Please pull out every line that includes the string "conditions".

─── RECORDS TO PROCESS

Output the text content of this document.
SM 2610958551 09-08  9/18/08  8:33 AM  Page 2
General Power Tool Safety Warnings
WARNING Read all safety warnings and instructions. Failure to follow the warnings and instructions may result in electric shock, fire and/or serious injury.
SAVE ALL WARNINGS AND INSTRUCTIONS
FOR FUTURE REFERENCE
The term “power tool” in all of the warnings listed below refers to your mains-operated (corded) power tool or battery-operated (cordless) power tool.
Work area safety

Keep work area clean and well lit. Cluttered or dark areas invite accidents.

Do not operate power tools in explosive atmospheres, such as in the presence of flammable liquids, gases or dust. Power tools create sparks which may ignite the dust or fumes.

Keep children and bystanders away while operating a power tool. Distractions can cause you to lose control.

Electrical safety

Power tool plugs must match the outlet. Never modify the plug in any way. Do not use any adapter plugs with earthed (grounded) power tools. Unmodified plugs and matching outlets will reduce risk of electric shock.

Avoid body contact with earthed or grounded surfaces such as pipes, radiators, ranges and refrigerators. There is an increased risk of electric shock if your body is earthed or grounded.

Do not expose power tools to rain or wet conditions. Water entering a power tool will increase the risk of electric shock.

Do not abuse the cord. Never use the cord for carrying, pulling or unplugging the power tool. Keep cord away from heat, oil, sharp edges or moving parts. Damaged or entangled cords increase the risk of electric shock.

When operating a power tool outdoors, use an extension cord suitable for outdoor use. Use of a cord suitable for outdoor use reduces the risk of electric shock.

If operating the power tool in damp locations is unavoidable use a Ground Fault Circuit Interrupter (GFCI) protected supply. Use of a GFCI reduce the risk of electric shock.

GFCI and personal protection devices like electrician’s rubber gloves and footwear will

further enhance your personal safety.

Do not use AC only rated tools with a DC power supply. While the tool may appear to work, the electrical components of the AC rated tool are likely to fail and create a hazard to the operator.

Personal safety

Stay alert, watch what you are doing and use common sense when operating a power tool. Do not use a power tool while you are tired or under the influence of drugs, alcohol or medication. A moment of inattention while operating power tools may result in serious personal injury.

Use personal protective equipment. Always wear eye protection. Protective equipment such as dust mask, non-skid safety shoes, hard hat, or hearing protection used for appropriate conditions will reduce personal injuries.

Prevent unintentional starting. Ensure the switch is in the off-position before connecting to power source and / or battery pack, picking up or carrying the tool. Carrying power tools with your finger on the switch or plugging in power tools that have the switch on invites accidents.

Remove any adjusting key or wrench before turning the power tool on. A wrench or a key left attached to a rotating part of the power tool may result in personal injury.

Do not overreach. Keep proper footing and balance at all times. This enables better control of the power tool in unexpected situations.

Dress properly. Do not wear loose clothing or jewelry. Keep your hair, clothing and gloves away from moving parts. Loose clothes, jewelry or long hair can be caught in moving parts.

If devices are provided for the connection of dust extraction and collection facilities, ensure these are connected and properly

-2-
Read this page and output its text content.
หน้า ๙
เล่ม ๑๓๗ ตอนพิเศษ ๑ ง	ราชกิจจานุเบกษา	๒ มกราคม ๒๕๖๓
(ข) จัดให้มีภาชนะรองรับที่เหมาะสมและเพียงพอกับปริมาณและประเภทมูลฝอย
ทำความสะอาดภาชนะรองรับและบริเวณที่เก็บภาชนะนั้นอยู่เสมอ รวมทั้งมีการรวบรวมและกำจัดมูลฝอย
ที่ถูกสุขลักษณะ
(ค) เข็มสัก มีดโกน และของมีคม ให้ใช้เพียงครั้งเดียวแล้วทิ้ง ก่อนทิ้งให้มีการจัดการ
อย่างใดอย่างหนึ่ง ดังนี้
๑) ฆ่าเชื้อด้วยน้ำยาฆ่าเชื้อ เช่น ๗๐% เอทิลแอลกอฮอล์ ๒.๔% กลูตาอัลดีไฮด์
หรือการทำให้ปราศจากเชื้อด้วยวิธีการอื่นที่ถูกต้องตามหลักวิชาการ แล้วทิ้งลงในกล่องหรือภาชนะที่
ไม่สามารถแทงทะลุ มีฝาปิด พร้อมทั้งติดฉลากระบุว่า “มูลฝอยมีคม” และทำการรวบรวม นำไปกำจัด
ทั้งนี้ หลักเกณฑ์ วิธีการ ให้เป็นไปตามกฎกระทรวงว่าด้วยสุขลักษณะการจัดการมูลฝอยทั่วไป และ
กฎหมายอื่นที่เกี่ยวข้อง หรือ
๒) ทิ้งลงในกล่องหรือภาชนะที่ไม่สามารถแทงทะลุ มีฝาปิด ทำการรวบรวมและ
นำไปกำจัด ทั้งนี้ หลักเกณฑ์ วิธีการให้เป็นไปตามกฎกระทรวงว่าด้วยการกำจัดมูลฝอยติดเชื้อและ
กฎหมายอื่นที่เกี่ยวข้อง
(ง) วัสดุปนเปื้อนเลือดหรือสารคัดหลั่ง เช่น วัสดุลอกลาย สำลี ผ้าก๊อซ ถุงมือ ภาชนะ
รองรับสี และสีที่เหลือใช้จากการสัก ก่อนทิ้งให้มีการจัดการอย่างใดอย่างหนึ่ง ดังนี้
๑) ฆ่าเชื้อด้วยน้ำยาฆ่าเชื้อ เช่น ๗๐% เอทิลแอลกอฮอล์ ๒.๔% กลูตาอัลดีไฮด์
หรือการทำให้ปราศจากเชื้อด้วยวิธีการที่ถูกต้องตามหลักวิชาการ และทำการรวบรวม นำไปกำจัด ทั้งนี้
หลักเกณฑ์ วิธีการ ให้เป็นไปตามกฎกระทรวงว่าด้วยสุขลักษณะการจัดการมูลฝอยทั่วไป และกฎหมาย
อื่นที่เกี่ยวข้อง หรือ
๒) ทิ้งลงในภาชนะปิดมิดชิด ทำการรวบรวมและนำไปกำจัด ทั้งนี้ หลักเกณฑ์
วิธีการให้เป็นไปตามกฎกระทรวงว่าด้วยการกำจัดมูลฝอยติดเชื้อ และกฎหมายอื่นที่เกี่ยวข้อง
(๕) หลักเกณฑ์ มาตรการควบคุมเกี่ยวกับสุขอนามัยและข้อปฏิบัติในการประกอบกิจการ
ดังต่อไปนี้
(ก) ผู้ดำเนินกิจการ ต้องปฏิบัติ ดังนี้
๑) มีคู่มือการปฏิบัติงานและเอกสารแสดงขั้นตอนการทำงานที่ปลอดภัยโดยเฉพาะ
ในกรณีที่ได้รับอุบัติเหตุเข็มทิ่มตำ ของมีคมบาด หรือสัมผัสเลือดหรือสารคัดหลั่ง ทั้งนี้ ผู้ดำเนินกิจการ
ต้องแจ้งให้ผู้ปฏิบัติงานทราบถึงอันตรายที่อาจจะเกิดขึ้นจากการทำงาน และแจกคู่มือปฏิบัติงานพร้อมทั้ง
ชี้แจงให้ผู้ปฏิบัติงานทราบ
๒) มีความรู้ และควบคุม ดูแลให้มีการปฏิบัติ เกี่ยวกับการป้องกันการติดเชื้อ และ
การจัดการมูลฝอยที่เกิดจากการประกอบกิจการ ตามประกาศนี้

──────

→ RESPONSE TO THIS EXERCISE:
Do not expose power tools to rain or wet conditions. Water entering a power tool will increase the risk of electric shock.
Use personal protective equipment. Always wear eye protection. Protective equipment such as dust mask, non-skid safety shoes, hard hat, or hearing protection used for appropriate conditions will reduce personal injuries.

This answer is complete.